● **Aim of the task**: Copy the data that follows, character for character, minus the pictures.

● **Input for this task**:

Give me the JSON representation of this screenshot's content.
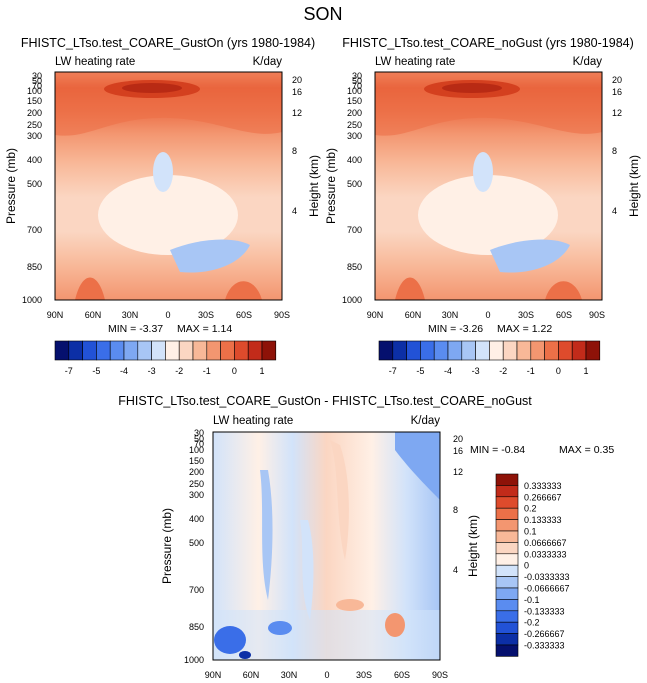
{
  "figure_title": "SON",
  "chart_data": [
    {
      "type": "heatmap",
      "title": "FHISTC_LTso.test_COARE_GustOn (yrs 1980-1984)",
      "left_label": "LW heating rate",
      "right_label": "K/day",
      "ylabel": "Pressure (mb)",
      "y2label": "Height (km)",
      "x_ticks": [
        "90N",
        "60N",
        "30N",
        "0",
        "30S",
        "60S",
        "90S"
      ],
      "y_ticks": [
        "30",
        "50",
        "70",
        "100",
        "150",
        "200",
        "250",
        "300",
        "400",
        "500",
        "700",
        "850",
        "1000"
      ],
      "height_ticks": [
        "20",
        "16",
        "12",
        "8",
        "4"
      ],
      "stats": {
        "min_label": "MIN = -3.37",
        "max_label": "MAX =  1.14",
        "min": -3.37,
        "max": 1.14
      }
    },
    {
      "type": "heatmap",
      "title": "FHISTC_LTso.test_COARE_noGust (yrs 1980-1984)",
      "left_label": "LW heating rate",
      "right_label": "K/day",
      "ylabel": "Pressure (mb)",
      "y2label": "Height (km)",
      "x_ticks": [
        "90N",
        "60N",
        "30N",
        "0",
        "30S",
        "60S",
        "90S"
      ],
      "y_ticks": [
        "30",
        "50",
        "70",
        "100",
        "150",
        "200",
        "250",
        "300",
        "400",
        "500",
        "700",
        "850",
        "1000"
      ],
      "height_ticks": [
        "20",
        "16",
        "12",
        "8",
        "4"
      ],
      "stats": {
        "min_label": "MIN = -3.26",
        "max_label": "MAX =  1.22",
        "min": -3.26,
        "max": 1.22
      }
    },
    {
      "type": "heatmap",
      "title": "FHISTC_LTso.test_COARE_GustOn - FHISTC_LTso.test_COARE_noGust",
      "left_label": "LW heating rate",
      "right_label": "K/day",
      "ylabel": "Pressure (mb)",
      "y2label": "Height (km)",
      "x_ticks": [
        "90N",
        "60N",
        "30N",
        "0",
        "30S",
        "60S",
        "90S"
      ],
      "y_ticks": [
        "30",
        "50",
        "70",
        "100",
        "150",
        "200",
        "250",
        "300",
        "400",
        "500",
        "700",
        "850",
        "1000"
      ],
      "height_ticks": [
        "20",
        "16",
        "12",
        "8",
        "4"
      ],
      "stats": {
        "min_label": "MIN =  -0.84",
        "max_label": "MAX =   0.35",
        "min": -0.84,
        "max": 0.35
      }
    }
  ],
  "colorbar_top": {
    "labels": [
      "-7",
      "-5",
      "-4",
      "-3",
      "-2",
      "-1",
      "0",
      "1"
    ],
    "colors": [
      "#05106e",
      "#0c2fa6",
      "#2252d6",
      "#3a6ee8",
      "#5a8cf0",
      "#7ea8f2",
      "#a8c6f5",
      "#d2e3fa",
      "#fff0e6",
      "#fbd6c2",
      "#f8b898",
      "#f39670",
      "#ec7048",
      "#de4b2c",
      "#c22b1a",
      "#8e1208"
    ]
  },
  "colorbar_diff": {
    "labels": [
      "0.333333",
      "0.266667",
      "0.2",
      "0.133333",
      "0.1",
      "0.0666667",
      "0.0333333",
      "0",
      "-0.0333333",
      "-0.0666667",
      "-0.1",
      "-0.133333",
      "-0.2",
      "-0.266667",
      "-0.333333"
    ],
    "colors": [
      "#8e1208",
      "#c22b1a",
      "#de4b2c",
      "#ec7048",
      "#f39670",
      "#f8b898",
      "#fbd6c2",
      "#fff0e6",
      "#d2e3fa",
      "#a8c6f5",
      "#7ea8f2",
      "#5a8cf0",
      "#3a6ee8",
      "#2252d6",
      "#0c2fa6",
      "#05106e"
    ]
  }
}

● **Complete response**:
Give me the JSON representation of this screenshot's content.
{
  "figure_title": "SON",
  "chart_data": [
    {
      "type": "heatmap",
      "title": "FHISTC_LTso.test_COARE_GustOn (yrs 1980-1984)",
      "left_label": "LW heating rate",
      "right_label": "K/day",
      "ylabel": "Pressure (mb)",
      "y2label": "Height (km)",
      "x_ticks": [
        "90N",
        "60N",
        "30N",
        "0",
        "30S",
        "60S",
        "90S"
      ],
      "y_ticks": [
        "30",
        "50",
        "70",
        "100",
        "150",
        "200",
        "250",
        "300",
        "400",
        "500",
        "700",
        "850",
        "1000"
      ],
      "height_ticks": [
        "20",
        "16",
        "12",
        "8",
        "4"
      ],
      "stats": {
        "min_label": "MIN = -3.37",
        "max_label": "MAX =  1.14",
        "min": -3.37,
        "max": 1.14
      }
    },
    {
      "type": "heatmap",
      "title": "FHISTC_LTso.test_COARE_noGust (yrs 1980-1984)",
      "left_label": "LW heating rate",
      "right_label": "K/day",
      "ylabel": "Pressure (mb)",
      "y2label": "Height (km)",
      "x_ticks": [
        "90N",
        "60N",
        "30N",
        "0",
        "30S",
        "60S",
        "90S"
      ],
      "y_ticks": [
        "30",
        "50",
        "70",
        "100",
        "150",
        "200",
        "250",
        "300",
        "400",
        "500",
        "700",
        "850",
        "1000"
      ],
      "height_ticks": [
        "20",
        "16",
        "12",
        "8",
        "4"
      ],
      "stats": {
        "min_label": "MIN = -3.26",
        "max_label": "MAX =  1.22",
        "min": -3.26,
        "max": 1.22
      }
    },
    {
      "type": "heatmap",
      "title": "FHISTC_LTso.test_COARE_GustOn - FHISTC_LTso.test_COARE_noGust",
      "left_label": "LW heating rate",
      "right_label": "K/day",
      "ylabel": "Pressure (mb)",
      "y2label": "Height (km)",
      "x_ticks": [
        "90N",
        "60N",
        "30N",
        "0",
        "30S",
        "60S",
        "90S"
      ],
      "y_ticks": [
        "30",
        "50",
        "70",
        "100",
        "150",
        "200",
        "250",
        "300",
        "400",
        "500",
        "700",
        "850",
        "1000"
      ],
      "height_ticks": [
        "20",
        "16",
        "12",
        "8",
        "4"
      ],
      "stats": {
        "min_label": "MIN =  -0.84",
        "max_label": "MAX =   0.35",
        "min": -0.84,
        "max": 0.35
      }
    }
  ],
  "colorbar_top": {
    "labels": [
      "-7",
      "-5",
      "-4",
      "-3",
      "-2",
      "-1",
      "0",
      "1"
    ],
    "colors": [
      "#05106e",
      "#0c2fa6",
      "#2252d6",
      "#3a6ee8",
      "#5a8cf0",
      "#7ea8f2",
      "#a8c6f5",
      "#d2e3fa",
      "#fff0e6",
      "#fbd6c2",
      "#f8b898",
      "#f39670",
      "#ec7048",
      "#de4b2c",
      "#c22b1a",
      "#8e1208"
    ]
  },
  "colorbar_diff": {
    "labels": [
      "0.333333",
      "0.266667",
      "0.2",
      "0.133333",
      "0.1",
      "0.0666667",
      "0.0333333",
      "0",
      "-0.0333333",
      "-0.0666667",
      "-0.1",
      "-0.133333",
      "-0.2",
      "-0.266667",
      "-0.333333"
    ],
    "colors": [
      "#8e1208",
      "#c22b1a",
      "#de4b2c",
      "#ec7048",
      "#f39670",
      "#f8b898",
      "#fbd6c2",
      "#fff0e6",
      "#d2e3fa",
      "#a8c6f5",
      "#7ea8f2",
      "#5a8cf0",
      "#3a6ee8",
      "#2252d6",
      "#0c2fa6",
      "#05106e"
    ]
  }
}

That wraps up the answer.